• Aim of the task: Provide only the number of lines in the data below that contain the string "митрополита".

• Dataset records:
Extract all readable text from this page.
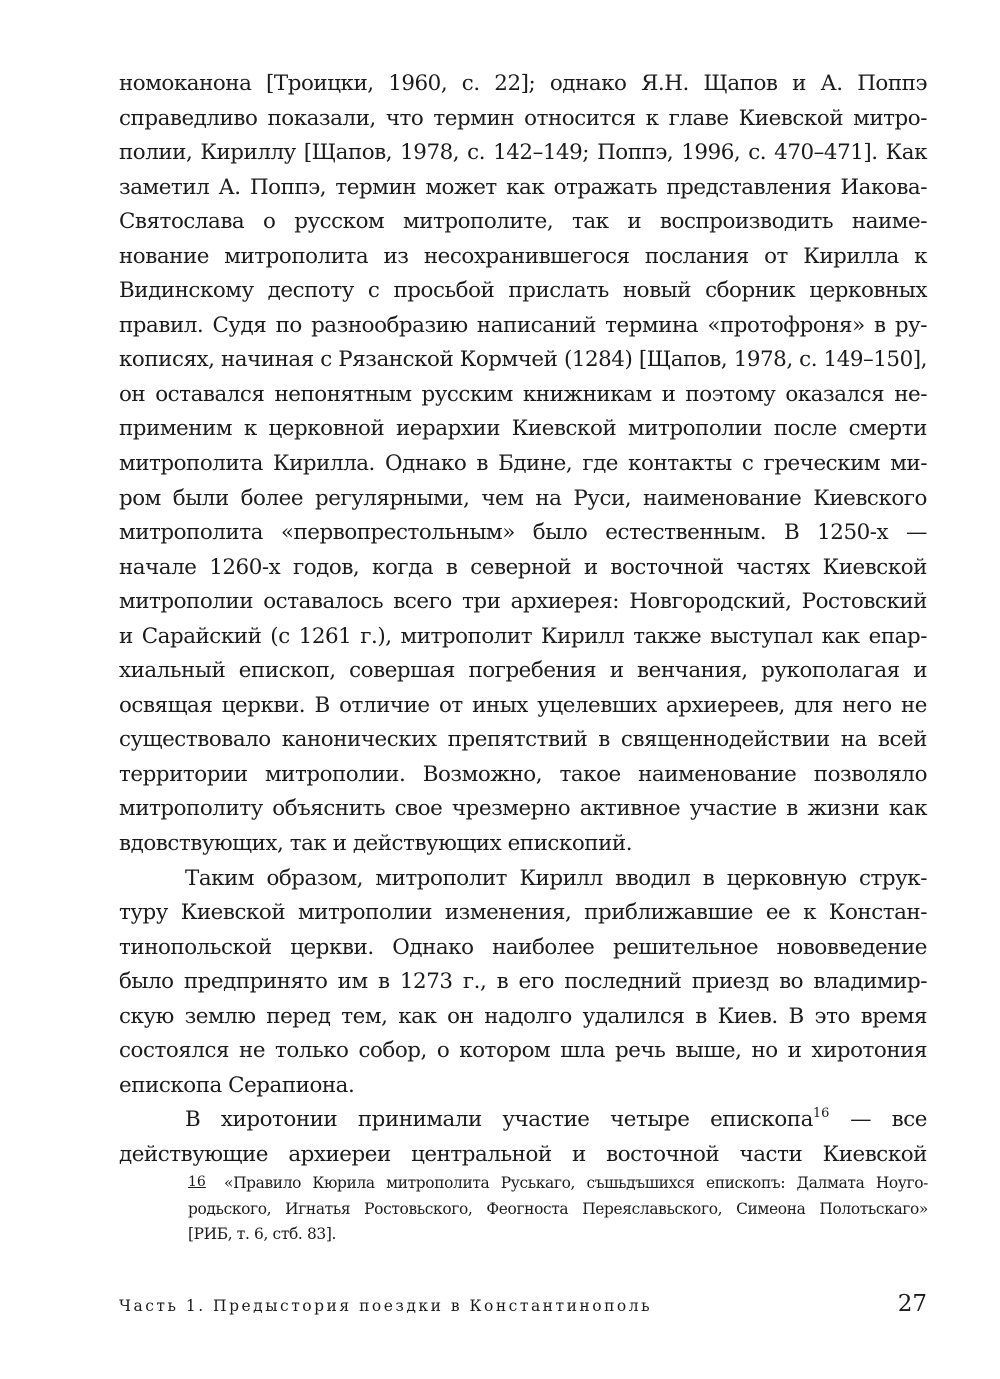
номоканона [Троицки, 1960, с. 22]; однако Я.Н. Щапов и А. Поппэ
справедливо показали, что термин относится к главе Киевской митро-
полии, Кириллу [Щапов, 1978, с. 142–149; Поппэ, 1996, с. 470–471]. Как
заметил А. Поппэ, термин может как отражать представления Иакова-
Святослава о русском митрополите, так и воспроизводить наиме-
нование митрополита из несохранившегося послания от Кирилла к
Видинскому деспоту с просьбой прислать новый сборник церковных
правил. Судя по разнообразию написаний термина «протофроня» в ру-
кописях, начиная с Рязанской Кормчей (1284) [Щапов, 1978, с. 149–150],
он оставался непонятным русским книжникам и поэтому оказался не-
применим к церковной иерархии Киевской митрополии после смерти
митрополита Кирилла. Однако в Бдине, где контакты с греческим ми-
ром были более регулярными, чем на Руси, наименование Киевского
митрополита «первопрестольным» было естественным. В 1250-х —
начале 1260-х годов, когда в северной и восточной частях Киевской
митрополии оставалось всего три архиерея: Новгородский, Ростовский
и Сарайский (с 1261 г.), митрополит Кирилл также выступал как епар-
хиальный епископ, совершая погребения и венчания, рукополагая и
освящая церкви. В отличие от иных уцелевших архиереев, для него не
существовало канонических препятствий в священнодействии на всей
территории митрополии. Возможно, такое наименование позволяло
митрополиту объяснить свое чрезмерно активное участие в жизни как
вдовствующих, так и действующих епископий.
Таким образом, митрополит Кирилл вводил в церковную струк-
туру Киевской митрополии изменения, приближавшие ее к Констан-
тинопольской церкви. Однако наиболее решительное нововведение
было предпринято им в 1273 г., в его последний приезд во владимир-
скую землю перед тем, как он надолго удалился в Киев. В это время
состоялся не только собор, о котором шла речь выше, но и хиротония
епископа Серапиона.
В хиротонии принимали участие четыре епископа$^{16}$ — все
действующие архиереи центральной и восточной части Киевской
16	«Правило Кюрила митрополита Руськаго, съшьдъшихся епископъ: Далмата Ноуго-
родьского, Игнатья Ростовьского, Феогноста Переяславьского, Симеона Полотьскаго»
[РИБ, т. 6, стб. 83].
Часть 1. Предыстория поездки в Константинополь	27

• Written solution: 4